Saved entries
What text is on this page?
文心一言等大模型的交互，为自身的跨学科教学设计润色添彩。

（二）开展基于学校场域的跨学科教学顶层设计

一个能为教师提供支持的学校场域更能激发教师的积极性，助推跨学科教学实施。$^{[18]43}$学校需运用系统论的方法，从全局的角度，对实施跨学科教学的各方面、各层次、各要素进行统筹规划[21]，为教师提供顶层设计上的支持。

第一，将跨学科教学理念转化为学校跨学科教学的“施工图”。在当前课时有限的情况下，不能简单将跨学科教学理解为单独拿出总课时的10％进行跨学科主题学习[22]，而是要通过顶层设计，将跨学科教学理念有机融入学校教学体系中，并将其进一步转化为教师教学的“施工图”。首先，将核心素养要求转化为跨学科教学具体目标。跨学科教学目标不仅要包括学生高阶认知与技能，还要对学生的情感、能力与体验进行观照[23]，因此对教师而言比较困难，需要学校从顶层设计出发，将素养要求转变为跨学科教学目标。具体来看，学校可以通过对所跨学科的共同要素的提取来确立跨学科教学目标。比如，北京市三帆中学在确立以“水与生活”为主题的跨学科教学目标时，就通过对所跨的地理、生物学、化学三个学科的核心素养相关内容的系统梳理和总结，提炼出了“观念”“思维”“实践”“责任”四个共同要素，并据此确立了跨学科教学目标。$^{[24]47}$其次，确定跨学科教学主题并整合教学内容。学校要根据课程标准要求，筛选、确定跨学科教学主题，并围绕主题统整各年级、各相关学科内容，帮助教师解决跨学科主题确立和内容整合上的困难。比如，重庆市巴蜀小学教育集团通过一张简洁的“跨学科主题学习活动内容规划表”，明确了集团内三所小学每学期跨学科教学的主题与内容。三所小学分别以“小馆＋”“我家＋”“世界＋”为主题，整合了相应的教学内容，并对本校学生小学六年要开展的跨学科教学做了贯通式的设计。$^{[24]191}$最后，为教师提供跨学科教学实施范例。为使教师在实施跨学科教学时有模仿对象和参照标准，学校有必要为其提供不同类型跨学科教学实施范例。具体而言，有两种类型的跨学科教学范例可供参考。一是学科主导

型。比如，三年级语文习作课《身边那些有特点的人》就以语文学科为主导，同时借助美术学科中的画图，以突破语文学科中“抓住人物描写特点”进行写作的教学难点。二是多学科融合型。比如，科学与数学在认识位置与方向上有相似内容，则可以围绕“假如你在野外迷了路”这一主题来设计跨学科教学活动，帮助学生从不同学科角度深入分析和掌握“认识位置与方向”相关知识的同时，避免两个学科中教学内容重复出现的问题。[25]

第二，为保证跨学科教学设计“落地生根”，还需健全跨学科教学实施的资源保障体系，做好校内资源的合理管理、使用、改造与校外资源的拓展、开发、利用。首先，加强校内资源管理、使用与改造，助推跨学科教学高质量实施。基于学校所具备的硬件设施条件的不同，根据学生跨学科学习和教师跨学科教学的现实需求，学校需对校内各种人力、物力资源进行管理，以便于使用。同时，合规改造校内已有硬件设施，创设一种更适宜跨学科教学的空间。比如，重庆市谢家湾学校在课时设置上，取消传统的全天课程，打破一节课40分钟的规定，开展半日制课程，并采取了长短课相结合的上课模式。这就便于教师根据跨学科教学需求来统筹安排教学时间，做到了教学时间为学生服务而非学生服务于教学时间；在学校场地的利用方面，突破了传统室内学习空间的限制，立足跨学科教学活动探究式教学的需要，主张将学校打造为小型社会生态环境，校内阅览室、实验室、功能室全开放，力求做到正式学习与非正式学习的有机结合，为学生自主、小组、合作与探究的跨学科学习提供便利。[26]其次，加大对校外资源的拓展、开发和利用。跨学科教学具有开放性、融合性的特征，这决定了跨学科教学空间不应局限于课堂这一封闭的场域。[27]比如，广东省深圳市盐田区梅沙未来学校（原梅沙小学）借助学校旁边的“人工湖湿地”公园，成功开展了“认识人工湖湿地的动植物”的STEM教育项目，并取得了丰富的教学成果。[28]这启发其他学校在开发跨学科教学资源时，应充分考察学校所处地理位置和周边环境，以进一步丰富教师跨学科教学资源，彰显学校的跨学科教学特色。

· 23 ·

Requirement:
Make an exact copy of the data above.

Exercise answer:
What text is on this page?
文心一言等大模型的交互，为自身的跨学科教学设计润色添彩。

（二）开展基于学校场域的跨学科教学顶层设计

一个能为教师提供支持的学校场域更能激发教师的积极性，助推跨学科教学实施。$^{[18]43}$学校需运用系统论的方法，从全局的角度，对实施跨学科教学的各方面、各层次、各要素进行统筹规划[21]，为教师提供顶层设计上的支持。

第一，将跨学科教学理念转化为学校跨学科教学的“施工图”。在当前课时有限的情况下，不能简单将跨学科教学理解为单独拿出总课时的10％进行跨学科主题学习[22]，而是要通过顶层设计，将跨学科教学理念有机融入学校教学体系中，并将其进一步转化为教师教学的“施工图”。首先，将核心素养要求转化为跨学科教学具体目标。跨学科教学目标不仅要包括学生高阶认知与技能，还要对学生的情感、能力与体验进行观照[23]，因此对教师而言比较困难，需要学校从顶层设计出发，将素养要求转变为跨学科教学目标。具体来看，学校可以通过对所跨学科的共同要素的提取来确立跨学科教学目标。比如，北京市三帆中学在确立以“水与生活”为主题的跨学科教学目标时，就通过对所跨的地理、生物学、化学三个学科的核心素养相关内容的系统梳理和总结，提炼出了“观念”“思维”“实践”“责任”四个共同要素，并据此确立了跨学科教学目标。$^{[24]47}$其次，确定跨学科教学主题并整合教学内容。学校要根据课程标准要求，筛选、确定跨学科教学主题，并围绕主题统整各年级、各相关学科内容，帮助教师解决跨学科主题确立和内容整合上的困难。比如，重庆市巴蜀小学教育集团通过一张简洁的“跨学科主题学习活动内容规划表”，明确了集团内三所小学每学期跨学科教学的主题与内容。三所小学分别以“小馆＋”“我家＋”“世界＋”为主题，整合了相应的教学内容，并对本校学生小学六年要开展的跨学科教学做了贯通式的设计。$^{[24]191}$最后，为教师提供跨学科教学实施范例。为使教师在实施跨学科教学时有模仿对象和参照标准，学校有必要为其提供不同类型跨学科教学实施范例。具体而言，有两种类型的跨学科教学范例可供参考。一是学科主导

型。比如，三年级语文习作课《身边那些有特点的人》就以语文学科为主导，同时借助美术学科中的画图，以突破语文学科中“抓住人物描写特点”进行写作的教学难点。二是多学科融合型。比如，科学与数学在认识位置与方向上有相似内容，则可以围绕“假如你在野外迷了路”这一主题来设计跨学科教学活动，帮助学生从不同学科角度深入分析和掌握“认识位置与方向”相关知识的同时，避免两个学科中教学内容重复出现的问题。[25]

第二，为保证跨学科教学设计“落地生根”，还需健全跨学科教学实施的资源保障体系，做好校内资源的合理管理、使用、改造与校外资源的拓展、开发、利用。首先，加强校内资源管理、使用与改造，助推跨学科教学高质量实施。基于学校所具备的硬件设施条件的不同，根据学生跨学科学习和教师跨学科教学的现实需求，学校需对校内各种人力、物力资源进行管理，以便于使用。同时，合规改造校内已有硬件设施，创设一种更适宜跨学科教学的空间。比如，重庆市谢家湾学校在课时设置上，取消传统的全天课程，打破一节课40分钟的规定，开展半日制课程，并采取了长短课相结合的上课模式。这就便于教师根据跨学科教学需求来统筹安排教学时间，做到了教学时间为学生服务而非学生服务于教学时间；在学校场地的利用方面，突破了传统室内学习空间的限制，立足跨学科教学活动探究式教学的需要，主张将学校打造为小型社会生态环境，校内阅览室、实验室、功能室全开放，力求做到正式学习与非正式学习的有机结合，为学生自主、小组、合作与探究的跨学科学习提供便利。[26]其次，加大对校外资源的拓展、开发和利用。跨学科教学具有开放性、融合性的特征，这决定了跨学科教学空间不应局限于课堂这一封闭的场域。[27]比如，广东省深圳市盐田区梅沙未来学校（原梅沙小学）借助学校旁边的“人工湖湿地”公园，成功开展了“认识人工湖湿地的动植物”的STEM教育项目，并取得了丰富的教学成果。[28]这启发其他学校在开发跨学科教学资源时，应充分考察学校所处地理位置和周边环境，以进一步丰富教师跨学科教学资源，彰显学校的跨学科教学特色。

· 23 ·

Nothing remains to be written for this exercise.